• **What the task requires**
Give back the full material, exactly as it reads.

• **Records for this task**
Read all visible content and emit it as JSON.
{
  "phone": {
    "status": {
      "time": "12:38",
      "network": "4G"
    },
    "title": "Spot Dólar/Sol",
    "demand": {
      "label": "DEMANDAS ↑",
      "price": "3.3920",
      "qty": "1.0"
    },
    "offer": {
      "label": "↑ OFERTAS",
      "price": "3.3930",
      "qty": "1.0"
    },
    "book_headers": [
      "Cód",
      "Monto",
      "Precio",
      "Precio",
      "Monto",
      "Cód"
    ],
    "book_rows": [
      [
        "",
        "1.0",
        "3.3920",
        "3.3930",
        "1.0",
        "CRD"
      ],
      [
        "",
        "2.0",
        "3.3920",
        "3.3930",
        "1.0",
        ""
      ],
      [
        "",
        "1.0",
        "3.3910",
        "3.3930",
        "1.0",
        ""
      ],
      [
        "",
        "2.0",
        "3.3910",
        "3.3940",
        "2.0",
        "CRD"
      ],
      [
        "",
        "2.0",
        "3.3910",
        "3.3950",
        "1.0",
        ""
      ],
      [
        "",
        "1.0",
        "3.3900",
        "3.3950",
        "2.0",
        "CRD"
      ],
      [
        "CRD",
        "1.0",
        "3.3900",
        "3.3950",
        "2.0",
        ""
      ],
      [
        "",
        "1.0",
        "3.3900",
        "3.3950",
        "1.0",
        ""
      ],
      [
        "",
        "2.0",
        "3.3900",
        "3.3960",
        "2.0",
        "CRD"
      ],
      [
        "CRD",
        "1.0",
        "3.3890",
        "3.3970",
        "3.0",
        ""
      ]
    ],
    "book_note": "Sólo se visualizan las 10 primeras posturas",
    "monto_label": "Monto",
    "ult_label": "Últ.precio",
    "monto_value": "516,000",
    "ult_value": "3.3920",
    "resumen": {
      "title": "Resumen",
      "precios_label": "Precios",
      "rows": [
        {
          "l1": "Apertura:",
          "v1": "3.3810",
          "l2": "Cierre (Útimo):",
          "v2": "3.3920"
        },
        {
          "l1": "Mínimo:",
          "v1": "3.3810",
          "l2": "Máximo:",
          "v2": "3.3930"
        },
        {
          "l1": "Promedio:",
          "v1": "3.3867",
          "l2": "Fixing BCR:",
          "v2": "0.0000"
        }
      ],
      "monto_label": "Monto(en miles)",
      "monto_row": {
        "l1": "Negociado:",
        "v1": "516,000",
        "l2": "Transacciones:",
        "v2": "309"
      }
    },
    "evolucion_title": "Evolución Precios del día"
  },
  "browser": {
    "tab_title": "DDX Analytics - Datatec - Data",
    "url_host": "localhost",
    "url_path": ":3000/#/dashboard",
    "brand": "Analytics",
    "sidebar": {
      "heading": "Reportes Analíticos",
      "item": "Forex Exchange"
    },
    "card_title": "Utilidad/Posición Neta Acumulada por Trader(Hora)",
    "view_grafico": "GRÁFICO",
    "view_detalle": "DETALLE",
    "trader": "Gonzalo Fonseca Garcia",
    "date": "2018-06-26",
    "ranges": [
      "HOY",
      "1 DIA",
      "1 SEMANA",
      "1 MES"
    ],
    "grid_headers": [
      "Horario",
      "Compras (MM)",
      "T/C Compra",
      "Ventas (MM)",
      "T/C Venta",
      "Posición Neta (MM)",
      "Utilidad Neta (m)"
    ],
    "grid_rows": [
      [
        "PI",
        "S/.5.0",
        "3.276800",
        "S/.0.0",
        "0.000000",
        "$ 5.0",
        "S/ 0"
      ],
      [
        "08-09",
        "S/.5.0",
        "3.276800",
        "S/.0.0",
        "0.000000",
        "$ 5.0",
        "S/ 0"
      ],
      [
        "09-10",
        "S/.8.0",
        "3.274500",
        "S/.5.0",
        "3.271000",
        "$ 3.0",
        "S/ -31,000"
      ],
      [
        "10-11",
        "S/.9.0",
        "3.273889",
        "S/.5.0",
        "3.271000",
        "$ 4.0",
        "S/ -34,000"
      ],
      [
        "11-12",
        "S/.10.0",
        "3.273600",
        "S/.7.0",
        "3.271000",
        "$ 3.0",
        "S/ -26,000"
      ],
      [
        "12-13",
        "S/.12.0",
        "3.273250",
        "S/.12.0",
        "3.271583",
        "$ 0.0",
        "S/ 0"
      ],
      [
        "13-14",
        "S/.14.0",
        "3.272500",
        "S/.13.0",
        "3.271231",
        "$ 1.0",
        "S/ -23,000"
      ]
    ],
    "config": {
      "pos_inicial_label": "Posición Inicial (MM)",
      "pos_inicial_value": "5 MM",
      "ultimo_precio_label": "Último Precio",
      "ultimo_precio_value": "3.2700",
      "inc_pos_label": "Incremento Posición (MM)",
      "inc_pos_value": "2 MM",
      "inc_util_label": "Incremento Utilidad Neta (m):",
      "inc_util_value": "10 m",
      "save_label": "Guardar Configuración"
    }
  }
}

• **Exercise result**
Read all visible content and emit it as JSON.
{
  "phone": {
    "status": {
      "time": "12:38",
      "network": "4G"
    },
    "title": "Spot Dólar/Sol",
    "demand": {
      "label": "DEMANDAS ↑",
      "price": "3.3920",
      "qty": "1.0"
    },
    "offer": {
      "label": "↑ OFERTAS",
      "price": "3.3930",
      "qty": "1.0"
    },
    "book_headers": [
      "Cód",
      "Monto",
      "Precio",
      "Precio",
      "Monto",
      "Cód"
    ],
    "book_rows": [
      [
        "",
        "1.0",
        "3.3920",
        "3.3930",
        "1.0",
        "CRD"
      ],
      [
        "",
        "2.0",
        "3.3920",
        "3.3930",
        "1.0",
        ""
      ],
      [
        "",
        "1.0",
        "3.3910",
        "3.3930",
        "1.0",
        ""
      ],
      [
        "",
        "2.0",
        "3.3910",
        "3.3940",
        "2.0",
        "CRD"
      ],
      [
        "",
        "2.0",
        "3.3910",
        "3.3950",
        "1.0",
        ""
      ],
      [
        "",
        "1.0",
        "3.3900",
        "3.3950",
        "2.0",
        "CRD"
      ],
      [
        "CRD",
        "1.0",
        "3.3900",
        "3.3950",
        "2.0",
        ""
      ],
      [
        "",
        "1.0",
        "3.3900",
        "3.3950",
        "1.0",
        ""
      ],
      [
        "",
        "2.0",
        "3.3900",
        "3.3960",
        "2.0",
        "CRD"
      ],
      [
        "CRD",
        "1.0",
        "3.3890",
        "3.3970",
        "3.0",
        ""
      ]
    ],
    "book_note": "Sólo se visualizan las 10 primeras posturas",
    "monto_label": "Monto",
    "ult_label": "Últ.precio",
    "monto_value": "516,000",
    "ult_value": "3.3920",
    "resumen": {
      "title": "Resumen",
      "precios_label": "Precios",
      "rows": [
        {
          "l1": "Apertura:",
          "v1": "3.3810",
          "l2": "Cierre (Útimo):",
          "v2": "3.3920"
        },
        {
          "l1": "Mínimo:",
          "v1": "3.3810",
          "l2": "Máximo:",
          "v2": "3.3930"
        },
        {
          "l1": "Promedio:",
          "v1": "3.3867",
          "l2": "Fixing BCR:",
          "v2": "0.0000"
        }
      ],
      "monto_label": "Monto(en miles)",
      "monto_row": {
        "l1": "Negociado:",
        "v1": "516,000",
        "l2": "Transacciones:",
        "v2": "309"
      }
    },
    "evolucion_title": "Evolución Precios del día"
  },
  "browser": {
    "tab_title": "DDX Analytics - Datatec - Data",
    "url_host": "localhost",
    "url_path": ":3000/#/dashboard",
    "brand": "Analytics",
    "sidebar": {
      "heading": "Reportes Analíticos",
      "item": "Forex Exchange"
    },
    "card_title": "Utilidad/Posición Neta Acumulada por Trader(Hora)",
    "view_grafico": "GRÁFICO",
    "view_detalle": "DETALLE",
    "trader": "Gonzalo Fonseca Garcia",
    "date": "2018-06-26",
    "ranges": [
      "HOY",
      "1 DIA",
      "1 SEMANA",
      "1 MES"
    ],
    "grid_headers": [
      "Horario",
      "Compras (MM)",
      "T/C Compra",
      "Ventas (MM)",
      "T/C Venta",
      "Posición Neta (MM)",
      "Utilidad Neta (m)"
    ],
    "grid_rows": [
      [
        "PI",
        "S/.5.0",
        "3.276800",
        "S/.0.0",
        "0.000000",
        "$ 5.0",
        "S/ 0"
      ],
      [
        "08-09",
        "S/.5.0",
        "3.276800",
        "S/.0.0",
        "0.000000",
        "$ 5.0",
        "S/ 0"
      ],
      [
        "09-10",
        "S/.8.0",
        "3.274500",
        "S/.5.0",
        "3.271000",
        "$ 3.0",
        "S/ -31,000"
      ],
      [
        "10-11",
        "S/.9.0",
        "3.273889",
        "S/.5.0",
        "3.271000",
        "$ 4.0",
        "S/ -34,000"
      ],
      [
        "11-12",
        "S/.10.0",
        "3.273600",
        "S/.7.0",
        "3.271000",
        "$ 3.0",
        "S/ -26,000"
      ],
      [
        "12-13",
        "S/.12.0",
        "3.273250",
        "S/.12.0",
        "3.271583",
        "$ 0.0",
        "S/ 0"
      ],
      [
        "13-14",
        "S/.14.0",
        "3.272500",
        "S/.13.0",
        "3.271231",
        "$ 1.0",
        "S/ -23,000"
      ]
    ],
    "config": {
      "pos_inicial_label": "Posición Inicial (MM)",
      "pos_inicial_value": "5 MM",
      "ultimo_precio_label": "Último Precio",
      "ultimo_precio_value": "3.2700",
      "inc_pos_label": "Incremento Posición (MM)",
      "inc_pos_value": "2 MM",
      "inc_util_label": "Incremento Utilidad Neta (m):",
      "inc_util_value": "10 m",
      "save_label": "Guardar Configuración"
    }
  }
}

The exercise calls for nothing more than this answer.